-- start Available data --

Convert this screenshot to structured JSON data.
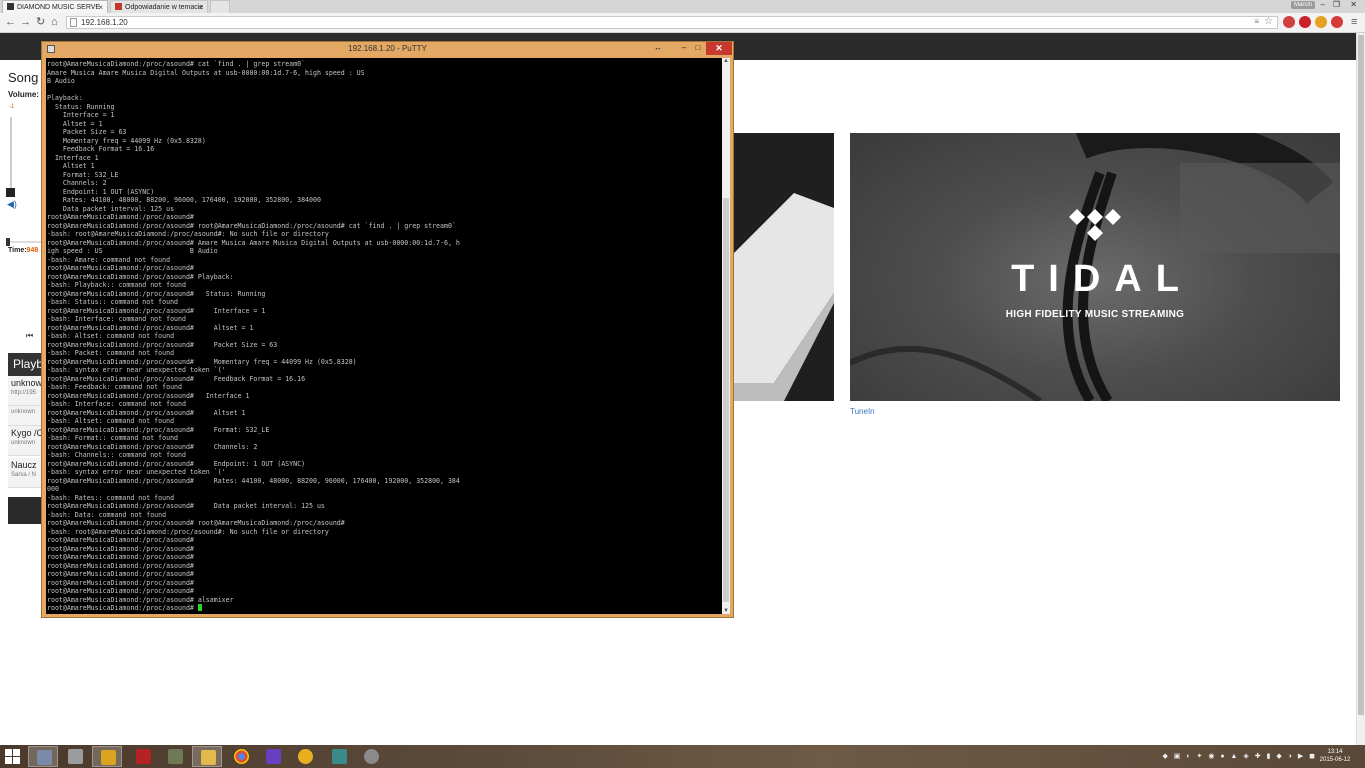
{
  "browser": {
    "tabs": [
      {
        "label": "DIAMOND MUSIC SERVE",
        "active": true
      },
      {
        "label": "Odpowiadanie w temacie",
        "active": false
      }
    ],
    "user_badge": "Marcin",
    "url": "192.168.1.20",
    "controls": {
      "minimize": "–",
      "maximize": "❐",
      "close": "✕"
    }
  },
  "page": {
    "song_title": "Song",
    "volume_label": "Volume:",
    "volume_value": "-1",
    "time_label": "Time:",
    "time_value": "948",
    "playlist_title": "Playback",
    "playlist": [
      {
        "title": "unknown",
        "subtitle": "http://195"
      },
      {
        "title": "",
        "subtitle": "unknown"
      },
      {
        "title": "Kygo /C",
        "subtitle": "unknown"
      },
      {
        "title": "Naucz",
        "subtitle": "Sarsa / N"
      }
    ],
    "tidal_title": "TIDAL",
    "tidal_subtitle": "HIGH FIDELITY MUSIC STREAMING",
    "tunein_label": "TuneIn"
  },
  "putty": {
    "title": "192.168.1.20 - PuTTY",
    "lines": [
      "root@AmareMusicaDiamond:/proc/asound# cat `find . | grep stream0`",
      "Amare Musica Amare Musica Digital Outputs at usb-0000:00:1d.7-6, high speed : US",
      "B Audio",
      "",
      "Playback:",
      "  Status: Running",
      "    Interface = 1",
      "    Altset = 1",
      "    Packet Size = 63",
      "    Momentary freq = 44099 Hz (0x5.8328)",
      "    Feedback Format = 16.16",
      "  Interface 1",
      "    Altset 1",
      "    Format: S32_LE",
      "    Channels: 2",
      "    Endpoint: 1 OUT (ASYNC)",
      "    Rates: 44100, 48000, 88200, 96000, 176400, 192000, 352800, 384000",
      "    Data packet interval: 125 us",
      "root@AmareMusicaDiamond:/proc/asound#",
      "root@AmareMusicaDiamond:/proc/asound# root@AmareMusicaDiamond:/proc/asound# cat `find . | grep stream0`",
      "-bash: root@AmareMusicaDiamond:/proc/asound#: No such file or directory",
      "root@AmareMusicaDiamond:/proc/asound# Amare Musica Amare Musica Digital Outputs at usb-0000:00:1d.7-6, h",
      "igh speed : US                      B Audio",
      "-bash: Amare: command not found",
      "root@AmareMusicaDiamond:/proc/asound#",
      "root@AmareMusicaDiamond:/proc/asound# Playback:",
      "-bash: Playback:: command not found",
      "root@AmareMusicaDiamond:/proc/asound#   Status: Running",
      "-bash: Status:: command not found",
      "root@AmareMusicaDiamond:/proc/asound#     Interface = 1",
      "-bash: Interface: command not found",
      "root@AmareMusicaDiamond:/proc/asound#     Altset = 1",
      "-bash: Altset: command not found",
      "root@AmareMusicaDiamond:/proc/asound#     Packet Size = 63",
      "-bash: Packet: command not found",
      "root@AmareMusicaDiamond:/proc/asound#     Momentary freq = 44099 Hz (0x5.8328)",
      "-bash: syntax error near unexpected token `('",
      "root@AmareMusicaDiamond:/proc/asound#     Feedback Format = 16.16",
      "-bash: Feedback: command not found",
      "root@AmareMusicaDiamond:/proc/asound#   Interface 1",
      "-bash: Interface: command not found",
      "root@AmareMusicaDiamond:/proc/asound#     Altset 1",
      "-bash: Altset: command not found",
      "root@AmareMusicaDiamond:/proc/asound#     Format: S32_LE",
      "-bash: Format:: command not found",
      "root@AmareMusicaDiamond:/proc/asound#     Channels: 2",
      "-bash: Channels:: command not found",
      "root@AmareMusicaDiamond:/proc/asound#     Endpoint: 1 OUT (ASYNC)",
      "-bash: syntax error near unexpected token `('",
      "root@AmareMusicaDiamond:/proc/asound#     Rates: 44100, 48000, 88200, 96000, 176400, 192000, 352800, 384",
      "000",
      "-bash: Rates:: command not found",
      "root@AmareMusicaDiamond:/proc/asound#     Data packet interval: 125 us",
      "-bash: Data: command not found",
      "root@AmareMusicaDiamond:/proc/asound# root@AmareMusicaDiamond:/proc/asound#",
      "-bash: root@AmareMusicaDiamond:/proc/asound#: No such file or directory",
      "root@AmareMusicaDiamond:/proc/asound#",
      "root@AmareMusicaDiamond:/proc/asound#",
      "root@AmareMusicaDiamond:/proc/asound#",
      "root@AmareMusicaDiamond:/proc/asound#",
      "root@AmareMusicaDiamond:/proc/asound#",
      "root@AmareMusicaDiamond:/proc/asound#",
      "root@AmareMusicaDiamond:/proc/asound#",
      "root@AmareMusicaDiamond:/proc/asound# alsamixer",
      "root@AmareMusicaDiamond:/proc/asound# "
    ]
  },
  "taskbar": {
    "clock_time": "13:14",
    "clock_date": "2015-06-12",
    "colors": {
      "start": "#ffffff",
      "putty_close": "#c7392e",
      "cursor": "#2bd62b",
      "time_value": "#e06000"
    }
  }
}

-- end Available data --

- **Problem to solve**: Going through the entries above line by line, work out how many lines include the word "Endpoint". Only the number is required.

- **Solved problem**: 2